- _Task_:
Print each of the entries exactly, leaving nothing out.

- _Input rows_:

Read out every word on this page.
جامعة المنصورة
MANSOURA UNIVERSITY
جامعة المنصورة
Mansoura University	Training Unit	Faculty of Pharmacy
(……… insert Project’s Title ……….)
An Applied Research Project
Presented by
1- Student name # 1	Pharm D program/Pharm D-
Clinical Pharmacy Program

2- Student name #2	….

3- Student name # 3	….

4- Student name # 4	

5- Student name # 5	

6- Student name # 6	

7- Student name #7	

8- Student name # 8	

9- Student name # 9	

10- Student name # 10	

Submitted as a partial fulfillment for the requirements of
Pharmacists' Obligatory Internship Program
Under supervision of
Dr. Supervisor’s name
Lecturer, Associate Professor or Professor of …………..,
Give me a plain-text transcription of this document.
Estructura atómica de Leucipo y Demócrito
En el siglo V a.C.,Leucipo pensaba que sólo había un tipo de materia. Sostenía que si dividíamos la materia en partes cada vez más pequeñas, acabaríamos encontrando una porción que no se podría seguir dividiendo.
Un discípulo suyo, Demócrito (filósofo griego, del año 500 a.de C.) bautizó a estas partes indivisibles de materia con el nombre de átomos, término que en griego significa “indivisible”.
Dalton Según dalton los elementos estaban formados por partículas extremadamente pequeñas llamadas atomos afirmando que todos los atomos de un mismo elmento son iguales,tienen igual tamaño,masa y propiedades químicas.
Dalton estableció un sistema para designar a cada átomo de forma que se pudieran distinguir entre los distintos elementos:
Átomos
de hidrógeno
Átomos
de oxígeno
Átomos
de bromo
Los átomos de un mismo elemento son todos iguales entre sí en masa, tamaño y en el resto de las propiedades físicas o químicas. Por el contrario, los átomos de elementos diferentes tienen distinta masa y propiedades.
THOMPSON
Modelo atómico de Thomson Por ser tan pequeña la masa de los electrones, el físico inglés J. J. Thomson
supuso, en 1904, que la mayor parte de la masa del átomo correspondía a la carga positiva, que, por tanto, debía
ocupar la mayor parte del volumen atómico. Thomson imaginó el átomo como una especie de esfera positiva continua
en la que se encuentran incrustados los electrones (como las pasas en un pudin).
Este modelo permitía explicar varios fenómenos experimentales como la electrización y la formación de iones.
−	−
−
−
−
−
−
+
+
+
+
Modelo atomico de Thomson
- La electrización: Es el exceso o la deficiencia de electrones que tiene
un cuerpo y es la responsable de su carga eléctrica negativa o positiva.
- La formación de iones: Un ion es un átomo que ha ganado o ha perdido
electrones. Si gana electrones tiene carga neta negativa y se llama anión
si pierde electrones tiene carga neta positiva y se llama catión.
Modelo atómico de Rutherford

- _Correct answer_:
Read out every word on this page.
جامعة المنصورة
MANSOURA UNIVERSITY
جامعة المنصورة
Mansoura University	Training Unit	Faculty of Pharmacy
(……… insert Project’s Title ……….)
An Applied Research Project
Presented by
1- Student name # 1	Pharm D program/Pharm D-
Clinical Pharmacy Program

2- Student name #2	….

3- Student name # 3	….

4- Student name # 4	

5- Student name # 5	

6- Student name # 6	

7- Student name #7	

8- Student name # 8	

9- Student name # 9	

10- Student name # 10	

Submitted as a partial fulfillment for the requirements of
Pharmacists' Obligatory Internship Program
Under supervision of
Dr. Supervisor’s name
Lecturer, Associate Professor or Professor of …………..,
Give me a plain-text transcription of this document.
Estructura atómica de Leucipo y Demócrito
En el siglo V a.C.,Leucipo pensaba que sólo había un tipo de materia. Sostenía que si dividíamos la materia en partes cada vez más pequeñas, acabaríamos encontrando una porción que no se podría seguir dividiendo.
Un discípulo suyo, Demócrito (filósofo griego, del año 500 a.de C.) bautizó a estas partes indivisibles de materia con el nombre de átomos, término que en griego significa “indivisible”.
Dalton Según dalton los elementos estaban formados por partículas extremadamente pequeñas llamadas atomos afirmando que todos los atomos de un mismo elmento son iguales,tienen igual tamaño,masa y propiedades químicas.
Dalton estableció un sistema para designar a cada átomo de forma que se pudieran distinguir entre los distintos elementos:
Átomos
de hidrógeno
Átomos
de oxígeno
Átomos
de bromo
Los átomos de un mismo elemento son todos iguales entre sí en masa, tamaño y en el resto de las propiedades físicas o químicas. Por el contrario, los átomos de elementos diferentes tienen distinta masa y propiedades.
THOMPSON
Modelo atómico de Thomson Por ser tan pequeña la masa de los electrones, el físico inglés J. J. Thomson
supuso, en 1904, que la mayor parte de la masa del átomo correspondía a la carga positiva, que, por tanto, debía
ocupar la mayor parte del volumen atómico. Thomson imaginó el átomo como una especie de esfera positiva continua
en la que se encuentran incrustados los electrones (como las pasas en un pudin).
Este modelo permitía explicar varios fenómenos experimentales como la electrización y la formación de iones.
−	−
−
−
−
−
−
+
+
+
+
Modelo atomico de Thomson
- La electrización: Es el exceso o la deficiencia de electrones que tiene
un cuerpo y es la responsable de su carga eléctrica negativa o positiva.
- La formación de iones: Un ion es un átomo que ha ganado o ha perdido
electrones. Si gana electrones tiene carga neta negativa y se llama anión
si pierde electrones tiene carga neta positiva y se llama catión.
Modelo atómico de Rutherford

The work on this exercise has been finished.